## BEGIN
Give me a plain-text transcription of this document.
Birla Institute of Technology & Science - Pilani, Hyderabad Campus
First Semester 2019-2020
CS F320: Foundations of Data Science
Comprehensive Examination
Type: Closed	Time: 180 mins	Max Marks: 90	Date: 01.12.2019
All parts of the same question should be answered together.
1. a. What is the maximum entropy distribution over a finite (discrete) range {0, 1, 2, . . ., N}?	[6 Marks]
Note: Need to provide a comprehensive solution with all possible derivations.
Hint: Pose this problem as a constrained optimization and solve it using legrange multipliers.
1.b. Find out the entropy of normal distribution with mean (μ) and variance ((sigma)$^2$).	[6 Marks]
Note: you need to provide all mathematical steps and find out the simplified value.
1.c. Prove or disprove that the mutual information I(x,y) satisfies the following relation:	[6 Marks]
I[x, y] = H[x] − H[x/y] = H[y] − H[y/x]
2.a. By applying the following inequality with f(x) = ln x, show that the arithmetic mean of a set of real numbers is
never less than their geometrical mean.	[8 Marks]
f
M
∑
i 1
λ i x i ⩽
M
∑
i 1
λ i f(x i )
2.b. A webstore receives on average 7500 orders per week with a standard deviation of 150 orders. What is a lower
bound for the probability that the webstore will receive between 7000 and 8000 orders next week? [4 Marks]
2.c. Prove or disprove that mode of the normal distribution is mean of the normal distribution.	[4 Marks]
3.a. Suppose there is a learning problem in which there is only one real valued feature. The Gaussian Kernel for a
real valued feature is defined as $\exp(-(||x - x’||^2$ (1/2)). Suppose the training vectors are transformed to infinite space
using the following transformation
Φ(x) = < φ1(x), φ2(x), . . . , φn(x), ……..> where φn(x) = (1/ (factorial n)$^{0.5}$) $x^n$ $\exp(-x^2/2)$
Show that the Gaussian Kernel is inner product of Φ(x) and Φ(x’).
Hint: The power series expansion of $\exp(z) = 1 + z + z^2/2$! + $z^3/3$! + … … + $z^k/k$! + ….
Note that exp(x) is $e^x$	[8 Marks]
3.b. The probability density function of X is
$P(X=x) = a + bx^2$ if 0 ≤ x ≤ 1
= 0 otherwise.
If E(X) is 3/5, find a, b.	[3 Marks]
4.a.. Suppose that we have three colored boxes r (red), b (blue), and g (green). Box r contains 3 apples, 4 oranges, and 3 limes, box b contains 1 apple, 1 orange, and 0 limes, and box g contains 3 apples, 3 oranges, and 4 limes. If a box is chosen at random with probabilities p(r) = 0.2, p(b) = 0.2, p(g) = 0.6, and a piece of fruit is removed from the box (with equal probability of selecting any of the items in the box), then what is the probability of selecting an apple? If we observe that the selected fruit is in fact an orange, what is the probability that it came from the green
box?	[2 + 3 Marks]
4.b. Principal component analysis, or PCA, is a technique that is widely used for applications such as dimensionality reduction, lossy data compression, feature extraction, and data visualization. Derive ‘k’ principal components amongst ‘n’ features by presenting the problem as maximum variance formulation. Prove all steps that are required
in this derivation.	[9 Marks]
## END
→ **TASK OBJECTIVE**
The records above should be repeated in full, exactly as given.

→ **RESPONSE**
Give me a plain-text transcription of this document.
Birla Institute of Technology & Science - Pilani, Hyderabad Campus
First Semester 2019-2020
CS F320: Foundations of Data Science
Comprehensive Examination
Type: Closed	Time: 180 mins	Max Marks: 90	Date: 01.12.2019
All parts of the same question should be answered together.
1. a. What is the maximum entropy distribution over a finite (discrete) range {0, 1, 2, . . ., N}?	[6 Marks]
Note: Need to provide a comprehensive solution with all possible derivations.
Hint: Pose this problem as a constrained optimization and solve it using legrange multipliers.
1.b. Find out the entropy of normal distribution with mean (μ) and variance ((sigma)$^2$).	[6 Marks]
Note: you need to provide all mathematical steps and find out the simplified value.
1.c. Prove or disprove that the mutual information I(x,y) satisfies the following relation:	[6 Marks]
I[x, y] = H[x] − H[x/y] = H[y] − H[y/x]
2.a. By applying the following inequality with f(x) = ln x, show that the arithmetic mean of a set of real numbers is
never less than their geometrical mean.	[8 Marks]
f
M
∑
i 1
λ i x i ⩽
M
∑
i 1
λ i f(x i )
2.b. A webstore receives on average 7500 orders per week with a standard deviation of 150 orders. What is a lower
bound for the probability that the webstore will receive between 7000 and 8000 orders next week? [4 Marks]
2.c. Prove or disprove that mode of the normal distribution is mean of the normal distribution.	[4 Marks]
3.a. Suppose there is a learning problem in which there is only one real valued feature. The Gaussian Kernel for a
real valued feature is defined as $\exp(-(||x - x’||^2$ (1/2)). Suppose the training vectors are transformed to infinite space
using the following transformation
Φ(x) = < φ1(x), φ2(x), . . . , φn(x), ……..> where φn(x) = (1/ (factorial n)$^{0.5}$) $x^n$ $\exp(-x^2/2)$
Show that the Gaussian Kernel is inner product of Φ(x) and Φ(x’).
Hint: The power series expansion of $\exp(z) = 1 + z + z^2/2$! + $z^3/3$! + … … + $z^k/k$! + ….
Note that exp(x) is $e^x$	[8 Marks]
3.b. The probability density function of X is
$P(X=x) = a + bx^2$ if 0 ≤ x ≤ 1
= 0 otherwise.
If E(X) is 3/5, find a, b.	[3 Marks]
4.a.. Suppose that we have three colored boxes r (red), b (blue), and g (green). Box r contains 3 apples, 4 oranges, and 3 limes, box b contains 1 apple, 1 orange, and 0 limes, and box g contains 3 apples, 3 oranges, and 4 limes. If a box is chosen at random with probabilities p(r) = 0.2, p(b) = 0.2, p(g) = 0.6, and a piece of fruit is removed from the box (with equal probability of selecting any of the items in the box), then what is the probability of selecting an apple? If we observe that the selected fruit is in fact an orange, what is the probability that it came from the green
box?	[2 + 3 Marks]
4.b. Principal component analysis, or PCA, is a technique that is widely used for applications such as dimensionality reduction, lossy data compression, feature extraction, and data visualization. Derive ‘k’ principal components amongst ‘n’ features by presenting the problem as maximum variance formulation. Prove all steps that are required
in this derivation.	[9 Marks]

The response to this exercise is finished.